Prompt: Sift the listing for lines that hold the string "района" and pull them out.

Task inputs:
....

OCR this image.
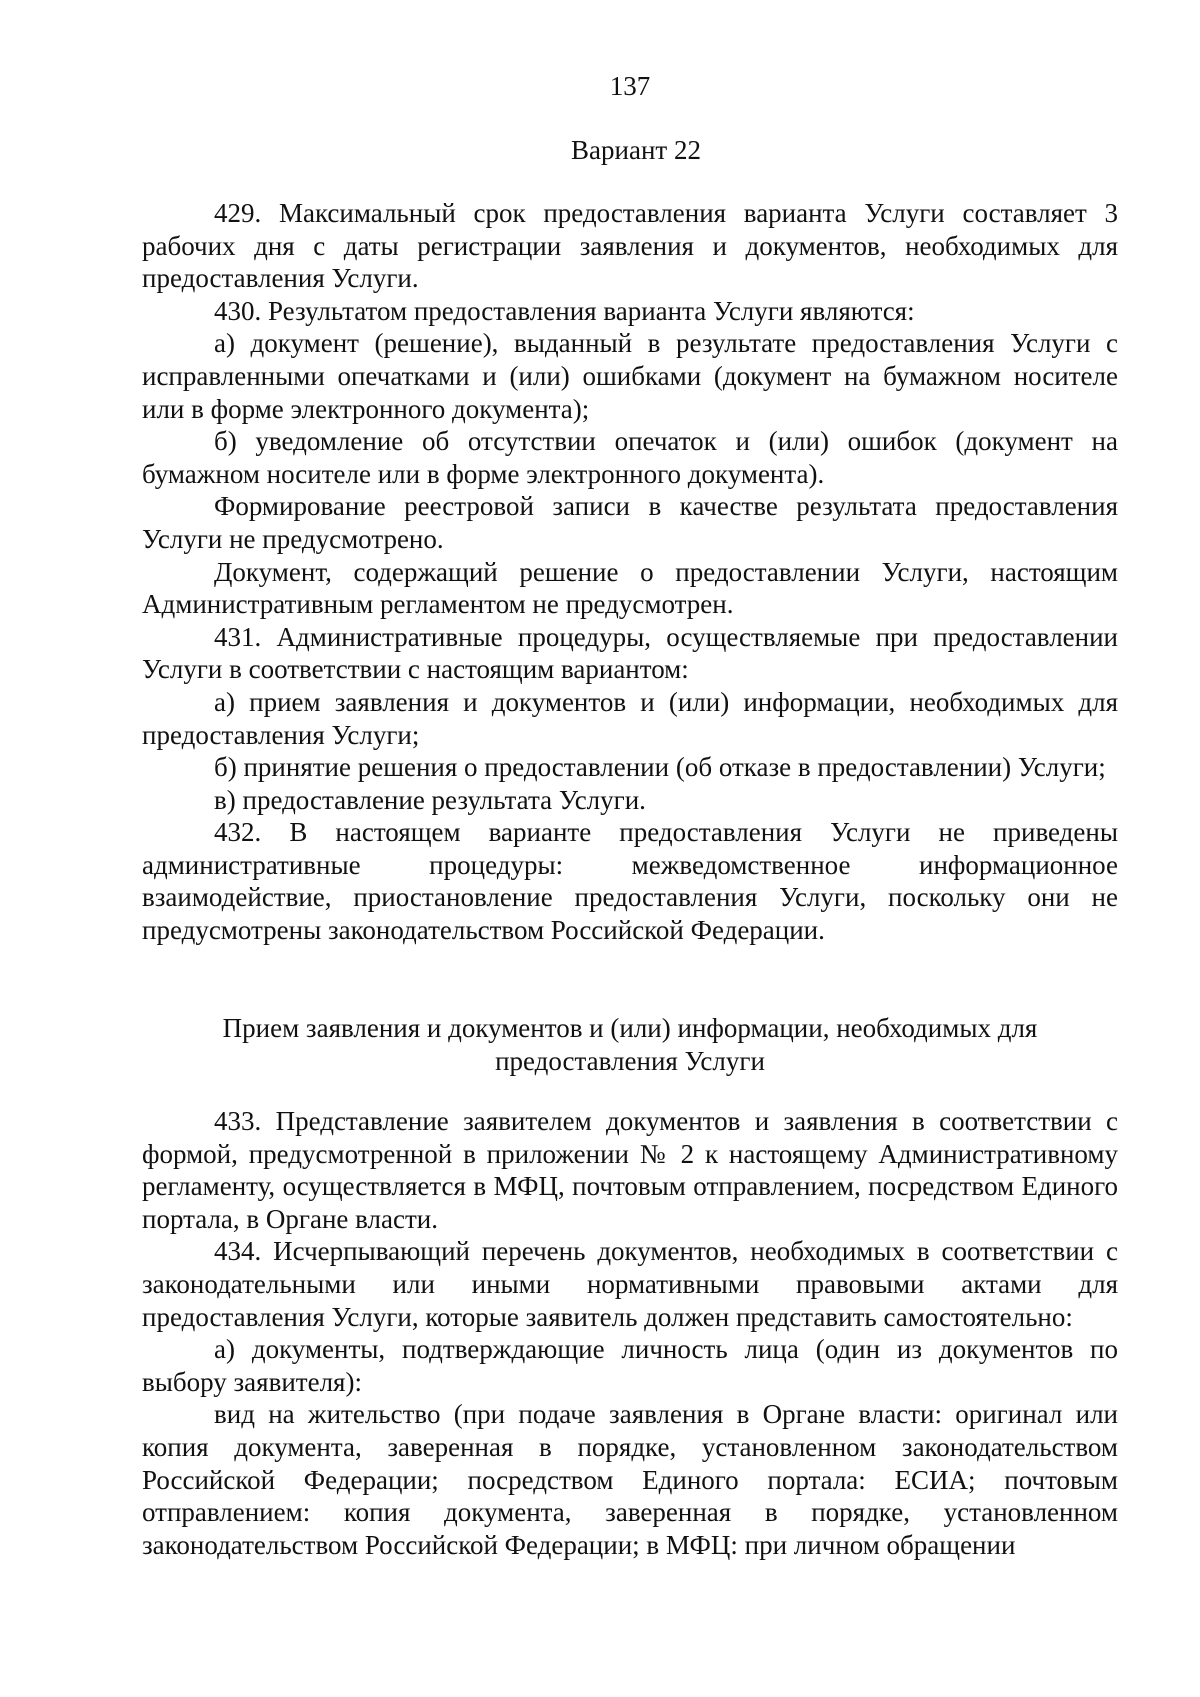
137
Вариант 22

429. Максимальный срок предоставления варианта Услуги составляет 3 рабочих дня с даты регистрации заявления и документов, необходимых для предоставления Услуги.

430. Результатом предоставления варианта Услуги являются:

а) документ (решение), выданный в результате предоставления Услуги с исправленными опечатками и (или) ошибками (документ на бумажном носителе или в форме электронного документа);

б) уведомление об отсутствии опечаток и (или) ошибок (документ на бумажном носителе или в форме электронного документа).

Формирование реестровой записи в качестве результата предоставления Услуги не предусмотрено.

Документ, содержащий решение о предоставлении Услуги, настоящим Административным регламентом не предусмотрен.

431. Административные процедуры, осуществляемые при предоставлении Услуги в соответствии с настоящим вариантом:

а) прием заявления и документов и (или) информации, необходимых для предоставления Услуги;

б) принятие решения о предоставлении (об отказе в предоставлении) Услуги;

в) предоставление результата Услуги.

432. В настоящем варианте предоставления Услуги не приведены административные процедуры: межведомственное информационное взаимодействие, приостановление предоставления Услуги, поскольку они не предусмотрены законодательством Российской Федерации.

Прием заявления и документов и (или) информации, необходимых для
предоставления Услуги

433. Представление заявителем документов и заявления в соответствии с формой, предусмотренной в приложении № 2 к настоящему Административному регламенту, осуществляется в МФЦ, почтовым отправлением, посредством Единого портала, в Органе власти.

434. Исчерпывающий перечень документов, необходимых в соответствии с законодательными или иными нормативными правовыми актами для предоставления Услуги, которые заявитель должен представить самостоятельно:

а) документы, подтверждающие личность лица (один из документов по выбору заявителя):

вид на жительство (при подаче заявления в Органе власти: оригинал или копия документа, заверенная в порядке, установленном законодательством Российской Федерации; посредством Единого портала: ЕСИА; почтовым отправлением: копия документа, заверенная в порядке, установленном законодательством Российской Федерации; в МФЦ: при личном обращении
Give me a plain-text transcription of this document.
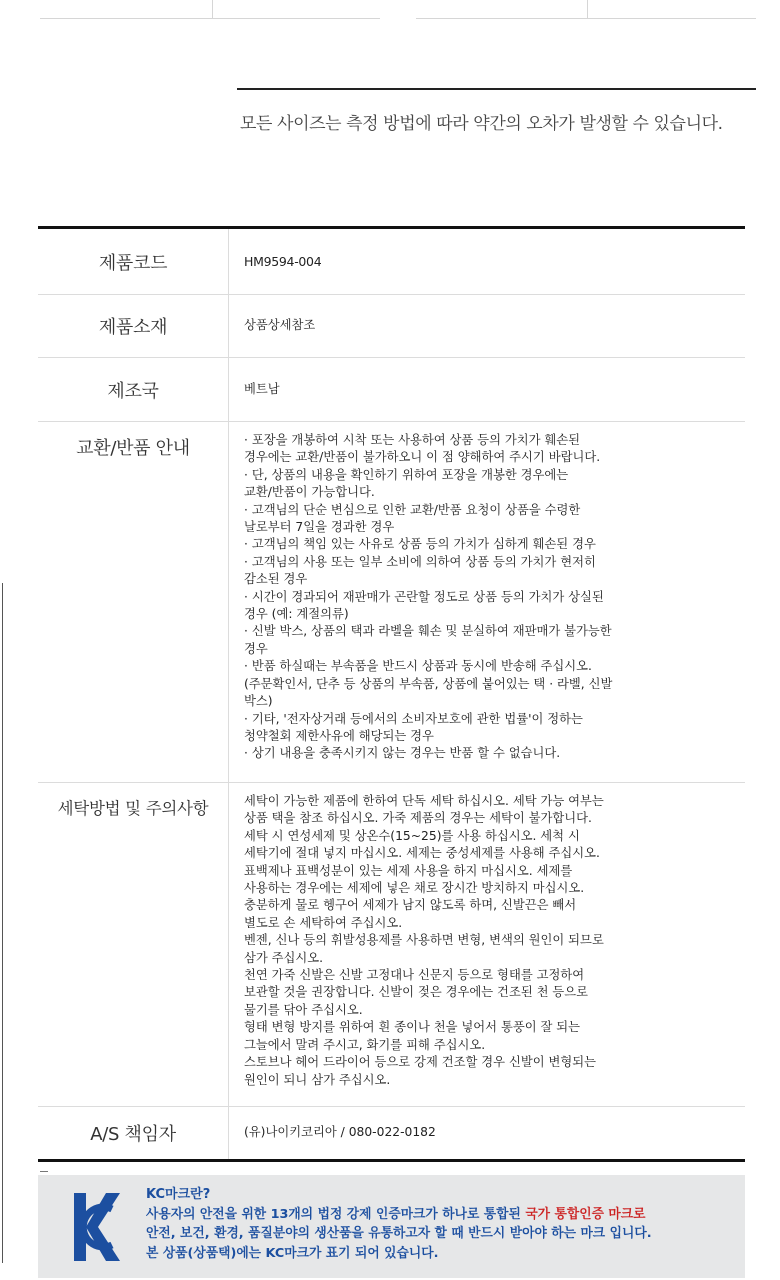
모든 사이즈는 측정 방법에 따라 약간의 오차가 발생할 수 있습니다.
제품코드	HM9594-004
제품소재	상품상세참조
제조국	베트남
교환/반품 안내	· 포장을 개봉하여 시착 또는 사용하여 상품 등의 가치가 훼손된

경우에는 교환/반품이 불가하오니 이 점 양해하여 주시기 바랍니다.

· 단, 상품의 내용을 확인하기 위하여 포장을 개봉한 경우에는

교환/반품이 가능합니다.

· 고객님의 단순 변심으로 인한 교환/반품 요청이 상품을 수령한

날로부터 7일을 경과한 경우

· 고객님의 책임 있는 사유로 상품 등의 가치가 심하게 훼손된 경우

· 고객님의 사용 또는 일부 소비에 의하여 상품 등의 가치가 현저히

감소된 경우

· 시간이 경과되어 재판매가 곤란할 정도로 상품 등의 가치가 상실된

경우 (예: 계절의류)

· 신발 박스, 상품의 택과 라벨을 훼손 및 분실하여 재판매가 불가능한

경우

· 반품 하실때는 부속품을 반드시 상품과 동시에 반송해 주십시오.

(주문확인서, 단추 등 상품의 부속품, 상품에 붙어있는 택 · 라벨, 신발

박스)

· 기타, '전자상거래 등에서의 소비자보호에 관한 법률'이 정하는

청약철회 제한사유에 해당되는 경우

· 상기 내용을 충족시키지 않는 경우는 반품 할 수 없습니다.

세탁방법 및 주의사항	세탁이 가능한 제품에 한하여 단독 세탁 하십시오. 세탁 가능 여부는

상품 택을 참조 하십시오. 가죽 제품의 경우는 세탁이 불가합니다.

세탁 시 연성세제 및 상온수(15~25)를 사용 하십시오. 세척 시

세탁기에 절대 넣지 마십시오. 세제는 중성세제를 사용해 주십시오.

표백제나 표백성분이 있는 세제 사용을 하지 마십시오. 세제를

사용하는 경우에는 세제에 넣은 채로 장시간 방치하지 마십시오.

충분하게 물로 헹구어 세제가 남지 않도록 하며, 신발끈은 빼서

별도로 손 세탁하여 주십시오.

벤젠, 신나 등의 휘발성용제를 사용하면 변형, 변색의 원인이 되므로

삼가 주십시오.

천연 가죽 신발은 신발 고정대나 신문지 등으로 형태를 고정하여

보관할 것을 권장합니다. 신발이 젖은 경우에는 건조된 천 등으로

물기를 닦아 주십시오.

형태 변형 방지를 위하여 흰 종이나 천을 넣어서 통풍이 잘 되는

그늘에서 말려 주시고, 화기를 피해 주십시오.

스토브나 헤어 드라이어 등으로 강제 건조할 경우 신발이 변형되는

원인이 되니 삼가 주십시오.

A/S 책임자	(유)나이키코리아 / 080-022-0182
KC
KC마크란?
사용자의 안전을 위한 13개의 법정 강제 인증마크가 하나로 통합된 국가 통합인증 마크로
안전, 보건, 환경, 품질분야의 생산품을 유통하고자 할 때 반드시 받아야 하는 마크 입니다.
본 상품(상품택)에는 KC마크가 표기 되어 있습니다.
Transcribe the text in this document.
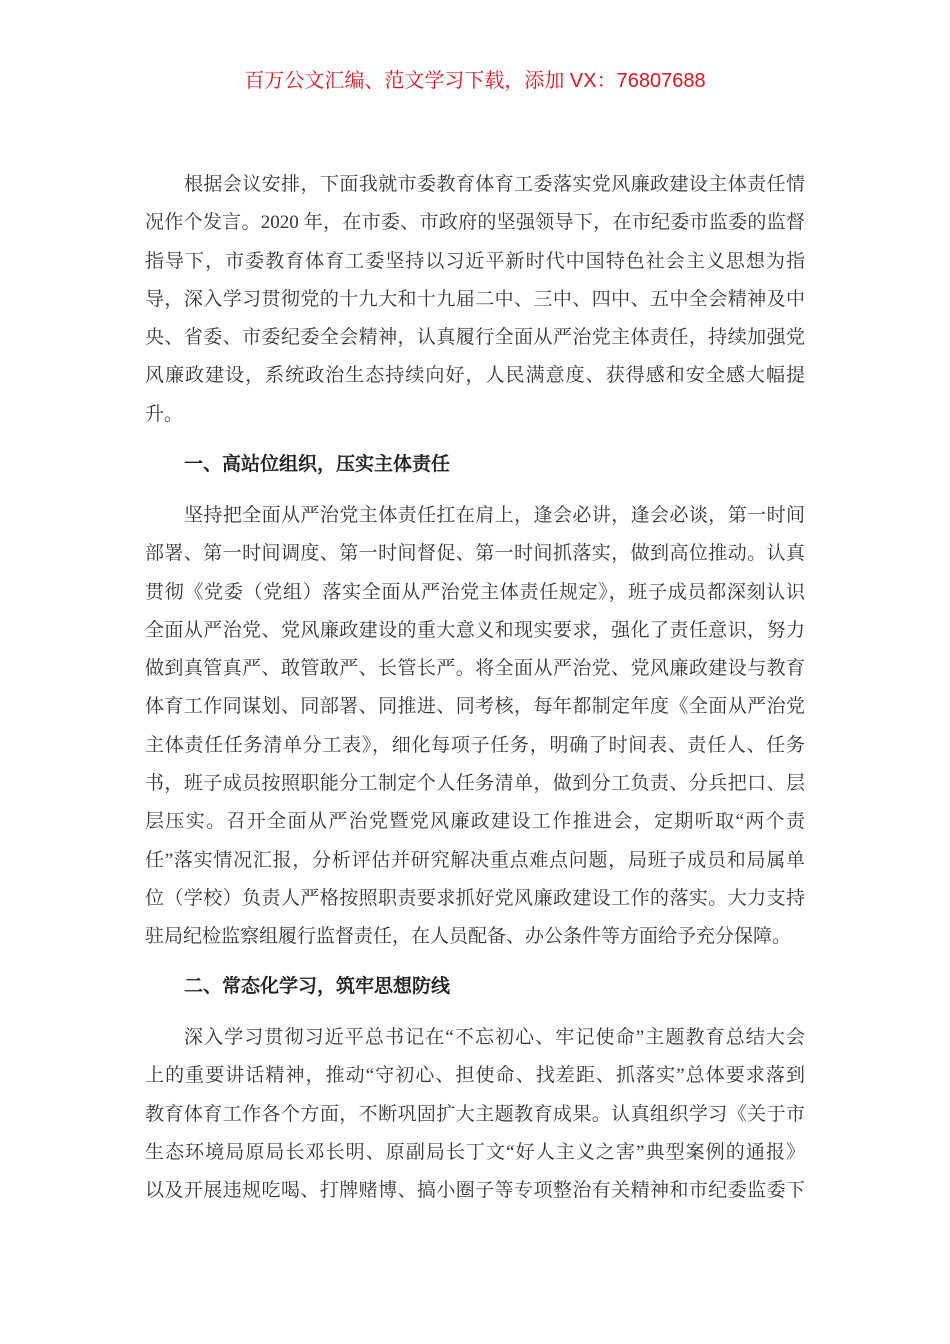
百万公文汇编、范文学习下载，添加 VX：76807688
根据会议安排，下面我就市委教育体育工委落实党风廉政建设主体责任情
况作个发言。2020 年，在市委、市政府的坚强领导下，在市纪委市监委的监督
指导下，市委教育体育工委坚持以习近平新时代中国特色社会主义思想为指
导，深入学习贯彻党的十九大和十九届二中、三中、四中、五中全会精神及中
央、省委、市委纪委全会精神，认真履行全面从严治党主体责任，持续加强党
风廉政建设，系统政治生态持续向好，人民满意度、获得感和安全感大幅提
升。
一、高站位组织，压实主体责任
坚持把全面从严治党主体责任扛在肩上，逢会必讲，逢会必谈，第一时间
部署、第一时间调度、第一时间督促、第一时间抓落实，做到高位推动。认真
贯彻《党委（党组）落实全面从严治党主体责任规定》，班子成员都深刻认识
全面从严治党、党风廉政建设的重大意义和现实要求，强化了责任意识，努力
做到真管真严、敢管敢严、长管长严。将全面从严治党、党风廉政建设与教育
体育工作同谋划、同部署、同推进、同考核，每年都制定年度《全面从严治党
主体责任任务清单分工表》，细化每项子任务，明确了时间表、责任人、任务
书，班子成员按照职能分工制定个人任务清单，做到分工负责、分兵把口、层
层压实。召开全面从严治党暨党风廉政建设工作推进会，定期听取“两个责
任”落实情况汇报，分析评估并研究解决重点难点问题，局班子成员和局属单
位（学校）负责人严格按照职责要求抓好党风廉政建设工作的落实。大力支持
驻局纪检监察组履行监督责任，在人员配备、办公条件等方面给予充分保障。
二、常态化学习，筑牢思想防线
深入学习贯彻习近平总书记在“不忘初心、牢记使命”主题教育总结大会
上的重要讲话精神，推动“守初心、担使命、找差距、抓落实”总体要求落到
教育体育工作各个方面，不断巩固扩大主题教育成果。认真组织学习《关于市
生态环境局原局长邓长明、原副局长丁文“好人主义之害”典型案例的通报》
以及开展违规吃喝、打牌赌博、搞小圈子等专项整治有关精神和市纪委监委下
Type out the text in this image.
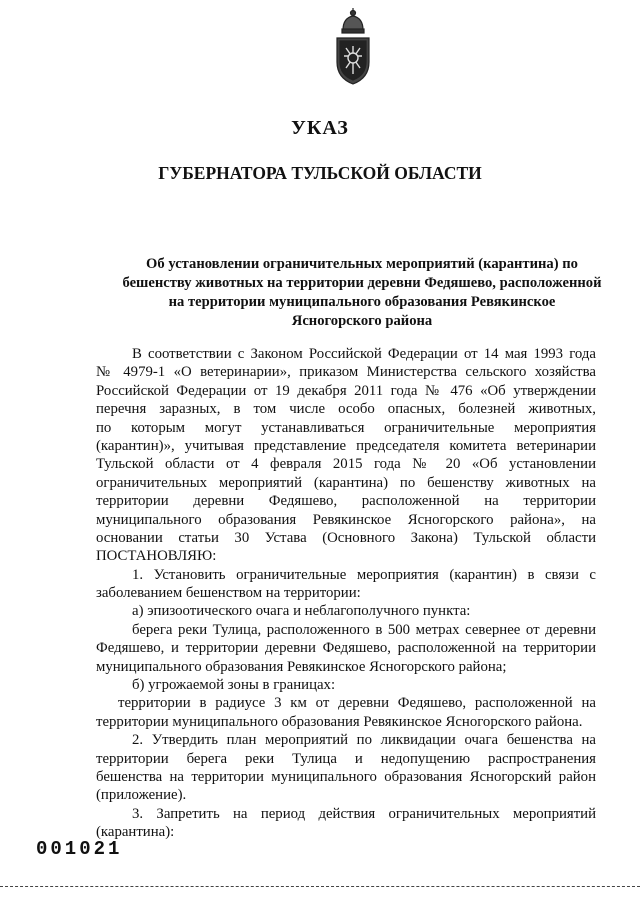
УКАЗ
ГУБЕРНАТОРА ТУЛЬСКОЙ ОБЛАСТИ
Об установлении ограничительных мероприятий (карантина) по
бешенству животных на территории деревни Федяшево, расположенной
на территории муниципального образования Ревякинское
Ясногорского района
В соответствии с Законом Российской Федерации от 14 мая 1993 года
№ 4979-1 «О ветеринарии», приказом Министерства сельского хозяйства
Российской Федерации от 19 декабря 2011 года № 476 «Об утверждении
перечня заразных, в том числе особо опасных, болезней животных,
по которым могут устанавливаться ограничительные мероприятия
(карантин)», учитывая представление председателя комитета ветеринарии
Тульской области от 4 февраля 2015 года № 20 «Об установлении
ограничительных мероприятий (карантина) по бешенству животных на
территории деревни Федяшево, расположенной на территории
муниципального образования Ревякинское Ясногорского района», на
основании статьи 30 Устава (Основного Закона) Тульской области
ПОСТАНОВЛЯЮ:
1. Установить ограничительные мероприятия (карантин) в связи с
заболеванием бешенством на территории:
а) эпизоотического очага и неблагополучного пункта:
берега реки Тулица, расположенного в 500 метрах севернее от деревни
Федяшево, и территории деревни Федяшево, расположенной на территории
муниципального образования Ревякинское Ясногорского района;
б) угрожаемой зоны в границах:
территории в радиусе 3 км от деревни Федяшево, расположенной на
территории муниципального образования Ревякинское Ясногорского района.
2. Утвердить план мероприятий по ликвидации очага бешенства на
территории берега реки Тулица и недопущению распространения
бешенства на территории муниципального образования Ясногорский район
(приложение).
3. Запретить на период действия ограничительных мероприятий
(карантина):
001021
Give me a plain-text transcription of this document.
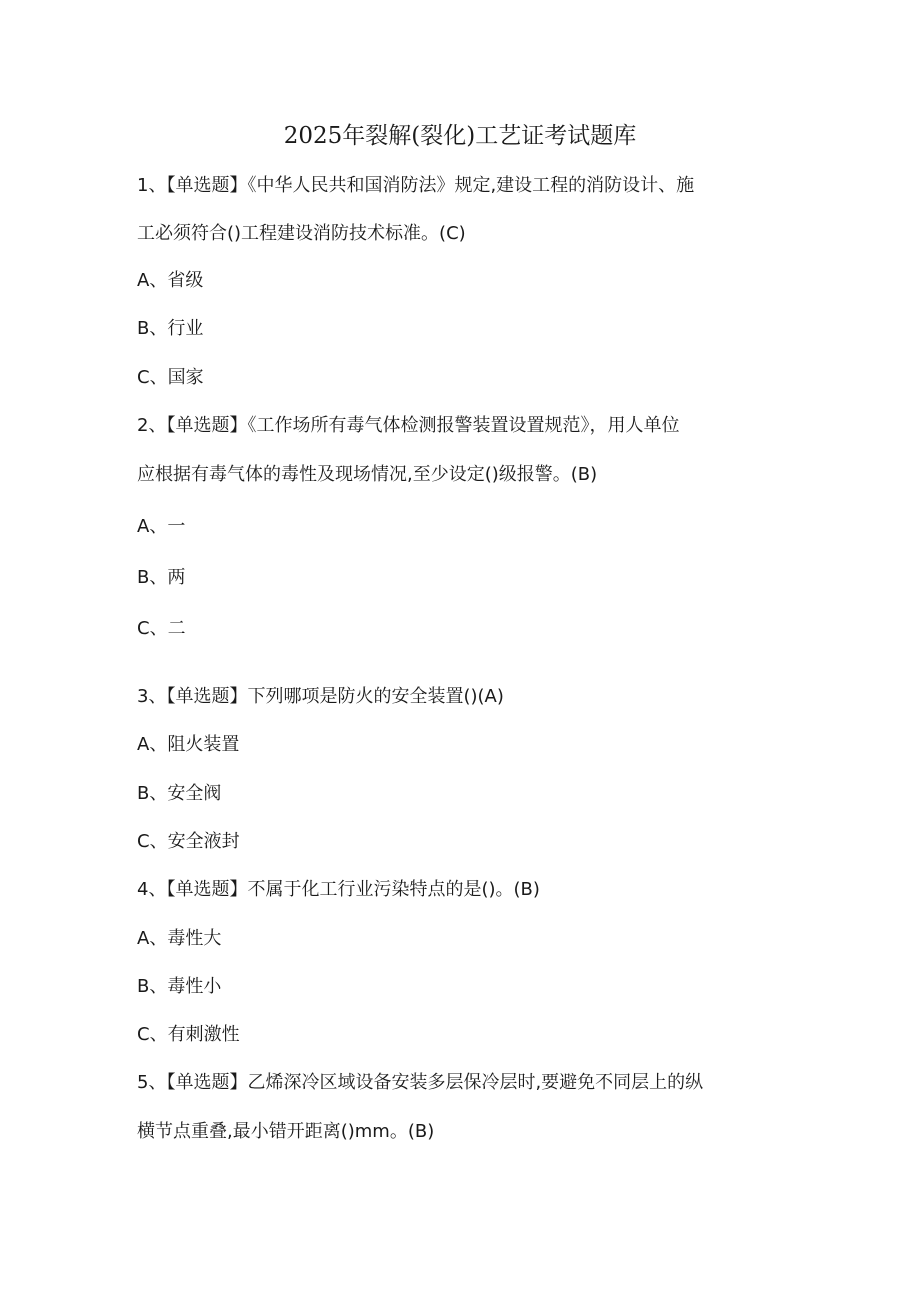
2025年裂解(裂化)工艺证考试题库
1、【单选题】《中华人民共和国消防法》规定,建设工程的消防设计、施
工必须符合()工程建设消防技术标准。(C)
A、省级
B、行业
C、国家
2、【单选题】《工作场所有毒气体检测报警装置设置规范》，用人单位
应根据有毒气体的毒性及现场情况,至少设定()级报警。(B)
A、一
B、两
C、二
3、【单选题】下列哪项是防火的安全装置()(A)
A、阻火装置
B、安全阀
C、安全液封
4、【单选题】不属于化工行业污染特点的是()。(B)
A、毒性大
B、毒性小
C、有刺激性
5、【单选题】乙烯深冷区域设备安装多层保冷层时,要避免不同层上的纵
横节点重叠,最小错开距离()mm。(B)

....

Reply:
Ясногорского района
муниципального образования Ревякинское Ясногорского района», на
муниципального образования Ревякинское Ясногорского района;
территории муниципального образования Ревякинское Ясногорского района.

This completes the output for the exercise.